** Begin Material for the task **

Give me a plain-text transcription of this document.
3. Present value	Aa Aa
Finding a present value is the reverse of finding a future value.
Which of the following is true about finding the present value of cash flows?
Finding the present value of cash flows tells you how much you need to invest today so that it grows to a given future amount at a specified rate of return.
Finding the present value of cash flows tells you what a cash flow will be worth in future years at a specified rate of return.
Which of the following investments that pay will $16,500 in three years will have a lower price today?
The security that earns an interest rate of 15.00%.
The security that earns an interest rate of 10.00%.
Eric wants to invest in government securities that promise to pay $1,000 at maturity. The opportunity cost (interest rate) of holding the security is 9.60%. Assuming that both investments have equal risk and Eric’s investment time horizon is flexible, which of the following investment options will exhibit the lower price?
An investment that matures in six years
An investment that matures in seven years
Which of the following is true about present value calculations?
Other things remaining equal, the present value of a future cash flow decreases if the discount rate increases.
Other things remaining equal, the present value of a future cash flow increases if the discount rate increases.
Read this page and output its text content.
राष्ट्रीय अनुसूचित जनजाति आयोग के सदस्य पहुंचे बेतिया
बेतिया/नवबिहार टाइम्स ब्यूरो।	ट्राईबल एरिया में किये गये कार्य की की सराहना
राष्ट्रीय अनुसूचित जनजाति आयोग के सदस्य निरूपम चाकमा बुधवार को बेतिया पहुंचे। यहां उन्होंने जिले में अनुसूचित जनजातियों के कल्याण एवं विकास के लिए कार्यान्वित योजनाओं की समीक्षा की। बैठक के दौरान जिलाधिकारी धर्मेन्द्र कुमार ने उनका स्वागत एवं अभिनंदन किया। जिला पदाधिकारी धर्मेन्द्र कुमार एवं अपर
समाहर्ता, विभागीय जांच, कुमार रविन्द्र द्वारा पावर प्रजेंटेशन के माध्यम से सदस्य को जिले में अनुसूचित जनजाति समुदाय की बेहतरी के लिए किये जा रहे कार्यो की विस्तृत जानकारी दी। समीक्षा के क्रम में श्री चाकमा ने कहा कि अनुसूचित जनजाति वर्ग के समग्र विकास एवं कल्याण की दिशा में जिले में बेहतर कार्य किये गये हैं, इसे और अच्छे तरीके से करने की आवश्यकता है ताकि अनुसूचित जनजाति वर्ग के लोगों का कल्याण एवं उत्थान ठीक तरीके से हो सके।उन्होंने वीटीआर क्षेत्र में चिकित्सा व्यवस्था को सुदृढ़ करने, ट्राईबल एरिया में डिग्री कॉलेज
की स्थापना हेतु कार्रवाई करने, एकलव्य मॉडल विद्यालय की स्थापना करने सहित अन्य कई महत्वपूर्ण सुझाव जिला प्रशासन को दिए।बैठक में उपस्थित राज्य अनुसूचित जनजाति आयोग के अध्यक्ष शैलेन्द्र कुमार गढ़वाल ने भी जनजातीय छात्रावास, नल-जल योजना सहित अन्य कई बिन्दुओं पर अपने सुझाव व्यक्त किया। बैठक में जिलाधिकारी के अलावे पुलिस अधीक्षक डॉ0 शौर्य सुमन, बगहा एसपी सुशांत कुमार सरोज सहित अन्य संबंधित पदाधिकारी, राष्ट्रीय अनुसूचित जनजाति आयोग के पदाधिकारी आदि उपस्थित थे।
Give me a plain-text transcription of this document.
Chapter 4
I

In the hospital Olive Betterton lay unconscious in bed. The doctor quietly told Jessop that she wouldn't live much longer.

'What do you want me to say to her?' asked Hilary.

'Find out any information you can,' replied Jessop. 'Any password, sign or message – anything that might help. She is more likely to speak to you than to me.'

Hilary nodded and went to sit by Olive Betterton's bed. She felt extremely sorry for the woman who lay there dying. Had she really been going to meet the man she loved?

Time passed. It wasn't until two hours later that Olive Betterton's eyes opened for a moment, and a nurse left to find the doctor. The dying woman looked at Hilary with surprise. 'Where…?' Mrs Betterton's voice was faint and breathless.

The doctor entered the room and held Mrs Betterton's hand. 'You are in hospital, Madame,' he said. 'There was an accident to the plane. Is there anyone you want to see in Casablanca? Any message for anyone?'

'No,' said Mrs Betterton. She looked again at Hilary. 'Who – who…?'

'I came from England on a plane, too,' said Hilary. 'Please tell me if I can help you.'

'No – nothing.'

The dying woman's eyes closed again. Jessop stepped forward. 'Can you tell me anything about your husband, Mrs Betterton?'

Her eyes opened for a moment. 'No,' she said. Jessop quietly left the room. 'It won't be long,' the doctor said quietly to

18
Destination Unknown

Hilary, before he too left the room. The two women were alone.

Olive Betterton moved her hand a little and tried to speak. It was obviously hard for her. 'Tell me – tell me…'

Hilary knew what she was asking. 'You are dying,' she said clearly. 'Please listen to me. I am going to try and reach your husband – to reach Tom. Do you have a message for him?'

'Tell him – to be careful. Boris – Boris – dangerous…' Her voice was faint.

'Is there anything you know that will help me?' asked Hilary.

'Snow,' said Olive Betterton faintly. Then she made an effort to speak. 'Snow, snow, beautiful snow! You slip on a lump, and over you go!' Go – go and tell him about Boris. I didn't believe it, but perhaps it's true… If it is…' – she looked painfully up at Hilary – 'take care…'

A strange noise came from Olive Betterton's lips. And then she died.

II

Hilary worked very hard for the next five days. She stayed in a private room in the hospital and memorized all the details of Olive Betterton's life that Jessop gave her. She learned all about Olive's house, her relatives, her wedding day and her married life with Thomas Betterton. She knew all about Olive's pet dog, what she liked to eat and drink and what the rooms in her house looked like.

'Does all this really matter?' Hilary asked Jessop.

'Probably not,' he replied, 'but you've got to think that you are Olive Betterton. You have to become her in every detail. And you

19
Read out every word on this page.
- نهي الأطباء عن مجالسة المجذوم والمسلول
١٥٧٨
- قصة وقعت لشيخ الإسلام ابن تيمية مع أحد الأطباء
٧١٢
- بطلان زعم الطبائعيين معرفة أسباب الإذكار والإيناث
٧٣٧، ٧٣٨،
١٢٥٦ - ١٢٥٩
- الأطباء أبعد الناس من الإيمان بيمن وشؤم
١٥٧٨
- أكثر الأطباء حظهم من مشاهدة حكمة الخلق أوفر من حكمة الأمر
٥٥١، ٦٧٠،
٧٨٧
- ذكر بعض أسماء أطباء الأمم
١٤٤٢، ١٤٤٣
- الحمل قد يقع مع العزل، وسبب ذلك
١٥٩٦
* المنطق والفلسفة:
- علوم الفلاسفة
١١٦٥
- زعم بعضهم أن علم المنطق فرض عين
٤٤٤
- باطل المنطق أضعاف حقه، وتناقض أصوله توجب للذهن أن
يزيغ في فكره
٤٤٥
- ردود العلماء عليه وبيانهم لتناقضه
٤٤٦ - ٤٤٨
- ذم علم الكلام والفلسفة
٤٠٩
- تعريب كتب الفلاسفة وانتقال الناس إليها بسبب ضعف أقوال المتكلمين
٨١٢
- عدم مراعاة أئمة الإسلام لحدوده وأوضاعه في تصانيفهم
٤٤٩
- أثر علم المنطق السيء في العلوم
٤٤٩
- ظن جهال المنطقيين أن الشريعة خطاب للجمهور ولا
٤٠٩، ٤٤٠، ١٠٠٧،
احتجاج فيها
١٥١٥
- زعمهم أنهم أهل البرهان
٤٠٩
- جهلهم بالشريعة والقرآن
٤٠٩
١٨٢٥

** End Material for the task **

■ Do this: What is needed here is an exact reproduction of all the entries.

■ Expected answer:
Give me a plain-text transcription of this document.
3. Present value	Aa Aa
Finding a present value is the reverse of finding a future value.
Which of the following is true about finding the present value of cash flows?
Finding the present value of cash flows tells you how much you need to invest today so that it grows to a given future amount at a specified rate of return.
Finding the present value of cash flows tells you what a cash flow will be worth in future years at a specified rate of return.
Which of the following investments that pay will $16,500 in three years will have a lower price today?
The security that earns an interest rate of 15.00%.
The security that earns an interest rate of 10.00%.
Eric wants to invest in government securities that promise to pay $1,000 at maturity. The opportunity cost (interest rate) of holding the security is 9.60%. Assuming that both investments have equal risk and Eric’s investment time horizon is flexible, which of the following investment options will exhibit the lower price?
An investment that matures in six years
An investment that matures in seven years
Which of the following is true about present value calculations?
Other things remaining equal, the present value of a future cash flow decreases if the discount rate increases.
Other things remaining equal, the present value of a future cash flow increases if the discount rate increases.
Read this page and output its text content.
राष्ट्रीय अनुसूचित जनजाति आयोग के सदस्य पहुंचे बेतिया
बेतिया/नवबिहार टाइम्स ब्यूरो।	ट्राईबल एरिया में किये गये कार्य की की सराहना
राष्ट्रीय अनुसूचित जनजाति आयोग के सदस्य निरूपम चाकमा बुधवार को बेतिया पहुंचे। यहां उन्होंने जिले में अनुसूचित जनजातियों के कल्याण एवं विकास के लिए कार्यान्वित योजनाओं की समीक्षा की। बैठक के दौरान जिलाधिकारी धर्मेन्द्र कुमार ने उनका स्वागत एवं अभिनंदन किया। जिला पदाधिकारी धर्मेन्द्र कुमार एवं अपर
समाहर्ता, विभागीय जांच, कुमार रविन्द्र द्वारा पावर प्रजेंटेशन के माध्यम से सदस्य को जिले में अनुसूचित जनजाति समुदाय की बेहतरी के लिए किये जा रहे कार्यो की विस्तृत जानकारी दी। समीक्षा के क्रम में श्री चाकमा ने कहा कि अनुसूचित जनजाति वर्ग के समग्र विकास एवं कल्याण की दिशा में जिले में बेहतर कार्य किये गये हैं, इसे और अच्छे तरीके से करने की आवश्यकता है ताकि अनुसूचित जनजाति वर्ग के लोगों का कल्याण एवं उत्थान ठीक तरीके से हो सके।उन्होंने वीटीआर क्षेत्र में चिकित्सा व्यवस्था को सुदृढ़ करने, ट्राईबल एरिया में डिग्री कॉलेज
की स्थापना हेतु कार्रवाई करने, एकलव्य मॉडल विद्यालय की स्थापना करने सहित अन्य कई महत्वपूर्ण सुझाव जिला प्रशासन को दिए।बैठक में उपस्थित राज्य अनुसूचित जनजाति आयोग के अध्यक्ष शैलेन्द्र कुमार गढ़वाल ने भी जनजातीय छात्रावास, नल-जल योजना सहित अन्य कई बिन्दुओं पर अपने सुझाव व्यक्त किया। बैठक में जिलाधिकारी के अलावे पुलिस अधीक्षक डॉ0 शौर्य सुमन, बगहा एसपी सुशांत कुमार सरोज सहित अन्य संबंधित पदाधिकारी, राष्ट्रीय अनुसूचित जनजाति आयोग के पदाधिकारी आदि उपस्थित थे।
Give me a plain-text transcription of this document.
Chapter 4
I

In the hospital Olive Betterton lay unconscious in bed. The doctor quietly told Jessop that she wouldn't live much longer.

'What do you want me to say to her?' asked Hilary.

'Find out any information you can,' replied Jessop. 'Any password, sign or message – anything that might help. She is more likely to speak to you than to me.'

Hilary nodded and went to sit by Olive Betterton's bed. She felt extremely sorry for the woman who lay there dying. Had she really been going to meet the man she loved?

Time passed. It wasn't until two hours later that Olive Betterton's eyes opened for a moment, and a nurse left to find the doctor. The dying woman looked at Hilary with surprise. 'Where…?' Mrs Betterton's voice was faint and breathless.

The doctor entered the room and held Mrs Betterton's hand. 'You are in hospital, Madame,' he said. 'There was an accident to the plane. Is there anyone you want to see in Casablanca? Any message for anyone?'

'No,' said Mrs Betterton. She looked again at Hilary. 'Who – who…?'

'I came from England on a plane, too,' said Hilary. 'Please tell me if I can help you.'

'No – nothing.'

The dying woman's eyes closed again. Jessop stepped forward. 'Can you tell me anything about your husband, Mrs Betterton?'

Her eyes opened for a moment. 'No,' she said. Jessop quietly left the room. 'It won't be long,' the doctor said quietly to

18
Destination Unknown

Hilary, before he too left the room. The two women were alone.

Olive Betterton moved her hand a little and tried to speak. It was obviously hard for her. 'Tell me – tell me…'

Hilary knew what she was asking. 'You are dying,' she said clearly. 'Please listen to me. I am going to try and reach your husband – to reach Tom. Do you have a message for him?'

'Tell him – to be careful. Boris – Boris – dangerous…' Her voice was faint.

'Is there anything you know that will help me?' asked Hilary.

'Snow,' said Olive Betterton faintly. Then she made an effort to speak. 'Snow, snow, beautiful snow! You slip on a lump, and over you go!' Go – go and tell him about Boris. I didn't believe it, but perhaps it's true… If it is…' – she looked painfully up at Hilary – 'take care…'

A strange noise came from Olive Betterton's lips. And then she died.

II

Hilary worked very hard for the next five days. She stayed in a private room in the hospital and memorized all the details of Olive Betterton's life that Jessop gave her. She learned all about Olive's house, her relatives, her wedding day and her married life with Thomas Betterton. She knew all about Olive's pet dog, what she liked to eat and drink and what the rooms in her house looked like.

'Does all this really matter?' Hilary asked Jessop.

'Probably not,' he replied, 'but you've got to think that you are Olive Betterton. You have to become her in every detail. And you

19
Read out every word on this page.
- نهي الأطباء عن مجالسة المجذوم والمسلول
١٥٧٨
- قصة وقعت لشيخ الإسلام ابن تيمية مع أحد الأطباء
٧١٢
- بطلان زعم الطبائعيين معرفة أسباب الإذكار والإيناث
٧٣٧، ٧٣٨،
١٢٥٦ - ١٢٥٩
- الأطباء أبعد الناس من الإيمان بيمن وشؤم
١٥٧٨
- أكثر الأطباء حظهم من مشاهدة حكمة الخلق أوفر من حكمة الأمر
٥٥١، ٦٧٠،
٧٨٧
- ذكر بعض أسماء أطباء الأمم
١٤٤٢، ١٤٤٣
- الحمل قد يقع مع العزل، وسبب ذلك
١٥٩٦
* المنطق والفلسفة:
- علوم الفلاسفة
١١٦٥
- زعم بعضهم أن علم المنطق فرض عين
٤٤٤
- باطل المنطق أضعاف حقه، وتناقض أصوله توجب للذهن أن
يزيغ في فكره
٤٤٥
- ردود العلماء عليه وبيانهم لتناقضه
٤٤٦ - ٤٤٨
- ذم علم الكلام والفلسفة
٤٠٩
- تعريب كتب الفلاسفة وانتقال الناس إليها بسبب ضعف أقوال المتكلمين
٨١٢
- عدم مراعاة أئمة الإسلام لحدوده وأوضاعه في تصانيفهم
٤٤٩
- أثر علم المنطق السيء في العلوم
٤٤٩
- ظن جهال المنطقيين أن الشريعة خطاب للجمهور ولا
٤٠٩، ٤٤٠، ١٠٠٧،
احتجاج فيها
١٥١٥
- زعمهم أنهم أهل البرهان
٤٠٩
- جهلهم بالشريعة والقرآن
٤٠٩
١٨٢٥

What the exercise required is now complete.